Juvenile-justice advocates filed a lawsuit last week that raises questions about how much the Hinds County Board of Supervisors knew about alleged abuses at the county's Henley-Young Detention Center.
The Mississippi Youth Justice Project, a project of the Southern Poverty Law Center, filed a lawsuit last week claiming that youth detained in the detention center suffer various abuses and live in unsanitary and unsafe conditions. The advocacy organization says detention-center officials regularly isolate children in cells for 20 to 23 hours a day, deny them educational and counseling services, and verbally abuse the detainees.
The lawsuit states that Henley-Young staff routinely curse at detainees and issue threats of physical violence. Officers have even threatened to kill detainees, the lawsuit claims.
One specific incident in the suit describes what happened when a 17-year-old, referred to as D.I., began cutting himself with a razor.
"Instead of providing D.I. with the required care, Henley-Young staff taunted the youth and commented that if he succeeded in killing himself, there would be one less person officers would have to worry about," the lawsuit states.
Mississippi Youth Justice Project staff attorney Corrie Cockrell said her organization filed the lawsuit after attempts to work with the county on reforming the detention center's conditions failed.
In 2009, the Hinds County Board of Supervisors approved a memorandum of understanding with the MYJP, which called for a series of detention-center reforms. The memorandum resulted in officers discontinuing the use of a restraining chair. But other requests, such as limiting the amount of time detainees are confined to their cells and ensuring that detainees receive educational and medical services, have not been resolved, Cockrell said.

(Stored data entries)
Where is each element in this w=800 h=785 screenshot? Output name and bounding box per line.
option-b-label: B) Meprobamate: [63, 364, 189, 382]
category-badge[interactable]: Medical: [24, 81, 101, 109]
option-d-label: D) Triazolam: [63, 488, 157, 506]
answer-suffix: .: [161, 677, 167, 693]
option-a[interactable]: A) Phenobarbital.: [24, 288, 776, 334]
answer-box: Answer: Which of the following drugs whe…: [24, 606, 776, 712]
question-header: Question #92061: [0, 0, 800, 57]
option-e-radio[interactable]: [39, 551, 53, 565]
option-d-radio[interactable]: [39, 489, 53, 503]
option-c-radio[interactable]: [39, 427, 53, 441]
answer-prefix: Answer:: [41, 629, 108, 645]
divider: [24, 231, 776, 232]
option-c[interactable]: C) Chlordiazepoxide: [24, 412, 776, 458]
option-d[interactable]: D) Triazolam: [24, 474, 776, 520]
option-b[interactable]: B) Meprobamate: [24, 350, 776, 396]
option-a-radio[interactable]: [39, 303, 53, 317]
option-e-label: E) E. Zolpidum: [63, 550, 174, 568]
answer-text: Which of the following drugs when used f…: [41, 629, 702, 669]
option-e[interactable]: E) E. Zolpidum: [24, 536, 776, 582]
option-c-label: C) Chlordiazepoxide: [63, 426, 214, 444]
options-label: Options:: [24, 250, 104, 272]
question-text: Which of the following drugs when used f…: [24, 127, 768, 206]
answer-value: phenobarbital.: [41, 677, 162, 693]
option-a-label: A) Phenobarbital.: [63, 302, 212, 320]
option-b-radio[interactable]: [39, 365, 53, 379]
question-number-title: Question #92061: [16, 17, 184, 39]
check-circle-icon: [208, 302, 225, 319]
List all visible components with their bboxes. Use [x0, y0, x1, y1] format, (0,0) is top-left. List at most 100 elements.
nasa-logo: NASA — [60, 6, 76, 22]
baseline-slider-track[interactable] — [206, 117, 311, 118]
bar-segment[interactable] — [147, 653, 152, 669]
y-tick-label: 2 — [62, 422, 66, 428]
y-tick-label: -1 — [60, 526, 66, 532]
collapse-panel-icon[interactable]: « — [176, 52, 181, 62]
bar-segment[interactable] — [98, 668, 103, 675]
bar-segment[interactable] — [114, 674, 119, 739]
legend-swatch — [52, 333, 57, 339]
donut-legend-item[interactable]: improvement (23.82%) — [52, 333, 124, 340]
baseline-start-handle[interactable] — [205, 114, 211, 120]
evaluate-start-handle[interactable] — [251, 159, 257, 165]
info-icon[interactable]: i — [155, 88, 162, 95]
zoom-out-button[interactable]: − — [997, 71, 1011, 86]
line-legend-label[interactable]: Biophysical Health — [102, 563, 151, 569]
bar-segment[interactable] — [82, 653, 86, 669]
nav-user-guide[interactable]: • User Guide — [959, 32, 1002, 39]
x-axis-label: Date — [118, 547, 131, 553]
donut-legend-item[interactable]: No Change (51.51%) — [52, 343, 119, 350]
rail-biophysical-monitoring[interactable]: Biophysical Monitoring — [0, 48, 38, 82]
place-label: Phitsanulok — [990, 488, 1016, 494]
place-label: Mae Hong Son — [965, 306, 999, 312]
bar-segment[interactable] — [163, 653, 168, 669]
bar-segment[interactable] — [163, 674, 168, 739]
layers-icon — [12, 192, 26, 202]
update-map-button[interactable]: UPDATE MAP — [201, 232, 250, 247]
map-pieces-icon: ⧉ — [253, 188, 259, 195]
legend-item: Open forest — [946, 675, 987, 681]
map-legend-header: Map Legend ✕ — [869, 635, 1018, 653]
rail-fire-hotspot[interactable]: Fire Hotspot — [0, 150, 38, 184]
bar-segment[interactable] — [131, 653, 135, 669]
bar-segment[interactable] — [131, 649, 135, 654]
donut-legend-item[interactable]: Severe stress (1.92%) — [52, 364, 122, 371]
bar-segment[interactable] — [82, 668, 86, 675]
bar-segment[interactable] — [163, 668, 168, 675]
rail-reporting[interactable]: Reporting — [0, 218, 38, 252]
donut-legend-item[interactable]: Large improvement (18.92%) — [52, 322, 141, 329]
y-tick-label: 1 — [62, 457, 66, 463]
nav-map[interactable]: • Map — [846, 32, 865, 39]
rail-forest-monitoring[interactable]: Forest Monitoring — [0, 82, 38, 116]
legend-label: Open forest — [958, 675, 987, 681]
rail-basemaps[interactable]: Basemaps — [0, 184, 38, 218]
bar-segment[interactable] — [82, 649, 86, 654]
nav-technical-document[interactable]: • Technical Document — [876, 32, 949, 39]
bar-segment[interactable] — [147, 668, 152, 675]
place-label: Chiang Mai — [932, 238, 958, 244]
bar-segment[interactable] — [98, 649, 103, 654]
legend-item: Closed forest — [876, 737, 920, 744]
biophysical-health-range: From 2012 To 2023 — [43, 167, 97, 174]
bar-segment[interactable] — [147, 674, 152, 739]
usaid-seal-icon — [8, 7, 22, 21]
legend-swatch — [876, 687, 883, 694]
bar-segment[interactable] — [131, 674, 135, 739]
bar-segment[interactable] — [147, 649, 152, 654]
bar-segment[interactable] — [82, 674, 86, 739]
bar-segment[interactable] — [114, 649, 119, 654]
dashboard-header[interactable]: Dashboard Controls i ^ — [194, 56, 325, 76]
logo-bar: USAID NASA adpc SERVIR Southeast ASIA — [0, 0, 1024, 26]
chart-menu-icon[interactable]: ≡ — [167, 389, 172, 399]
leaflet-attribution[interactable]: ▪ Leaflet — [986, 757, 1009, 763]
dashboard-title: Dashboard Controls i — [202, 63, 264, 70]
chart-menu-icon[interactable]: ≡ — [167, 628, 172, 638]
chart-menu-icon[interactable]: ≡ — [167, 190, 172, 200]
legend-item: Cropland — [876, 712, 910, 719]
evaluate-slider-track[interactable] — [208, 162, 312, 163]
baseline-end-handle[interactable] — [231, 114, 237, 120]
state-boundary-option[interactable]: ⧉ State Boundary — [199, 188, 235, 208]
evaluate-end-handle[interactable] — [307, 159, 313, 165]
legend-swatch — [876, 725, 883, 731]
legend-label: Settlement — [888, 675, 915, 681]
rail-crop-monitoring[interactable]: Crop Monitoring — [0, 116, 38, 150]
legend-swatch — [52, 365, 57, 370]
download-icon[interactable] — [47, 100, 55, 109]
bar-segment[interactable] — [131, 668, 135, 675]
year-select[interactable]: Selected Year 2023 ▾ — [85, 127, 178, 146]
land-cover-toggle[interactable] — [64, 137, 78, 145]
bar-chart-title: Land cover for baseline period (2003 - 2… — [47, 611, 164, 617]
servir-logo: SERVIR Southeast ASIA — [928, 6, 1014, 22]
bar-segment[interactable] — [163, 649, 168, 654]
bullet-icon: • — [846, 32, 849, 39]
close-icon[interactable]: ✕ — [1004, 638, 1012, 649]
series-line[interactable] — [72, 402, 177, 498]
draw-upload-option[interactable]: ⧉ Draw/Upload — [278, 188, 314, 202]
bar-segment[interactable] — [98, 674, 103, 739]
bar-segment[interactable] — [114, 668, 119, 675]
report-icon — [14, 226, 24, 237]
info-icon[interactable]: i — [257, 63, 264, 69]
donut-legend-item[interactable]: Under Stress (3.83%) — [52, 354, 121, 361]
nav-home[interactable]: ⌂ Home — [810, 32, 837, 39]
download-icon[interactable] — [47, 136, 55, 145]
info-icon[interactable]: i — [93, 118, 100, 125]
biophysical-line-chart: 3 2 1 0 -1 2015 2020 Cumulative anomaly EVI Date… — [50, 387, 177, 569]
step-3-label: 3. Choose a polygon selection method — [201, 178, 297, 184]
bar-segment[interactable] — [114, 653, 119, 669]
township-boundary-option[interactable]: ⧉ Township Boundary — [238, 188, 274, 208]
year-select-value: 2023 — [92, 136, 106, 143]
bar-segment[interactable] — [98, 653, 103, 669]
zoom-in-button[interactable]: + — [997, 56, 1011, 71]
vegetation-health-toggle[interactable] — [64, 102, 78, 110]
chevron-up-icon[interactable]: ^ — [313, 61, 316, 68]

▶ What this exercise asks
1. In the article on the Henley-Young lawsuit, list the practices that the advocacy organization says detention-center officials regularly carry out.
2. Copy the lawsuit article word for word, starting at "The Mississippi Youth" and ending at "abuse the detainees.".

▶ Responses in order
1.
- Isolating children in cells for 20 to 23 hours a day
- Denying them educational and counseling services
- Verbally abusing the detainees

2.
The Mississippi Youth Justice Project, a project of the Southern Poverty Law Center, filed a lawsuit last week claiming that youth detained in the detention center suffer various abuses and live in unsanitary and unsafe conditions. The advocacy organization says detention-center officials regularly isolate children in cells for 20 to 23 hours a day, deny them educational and counseling services, and verbally abuse the detainees.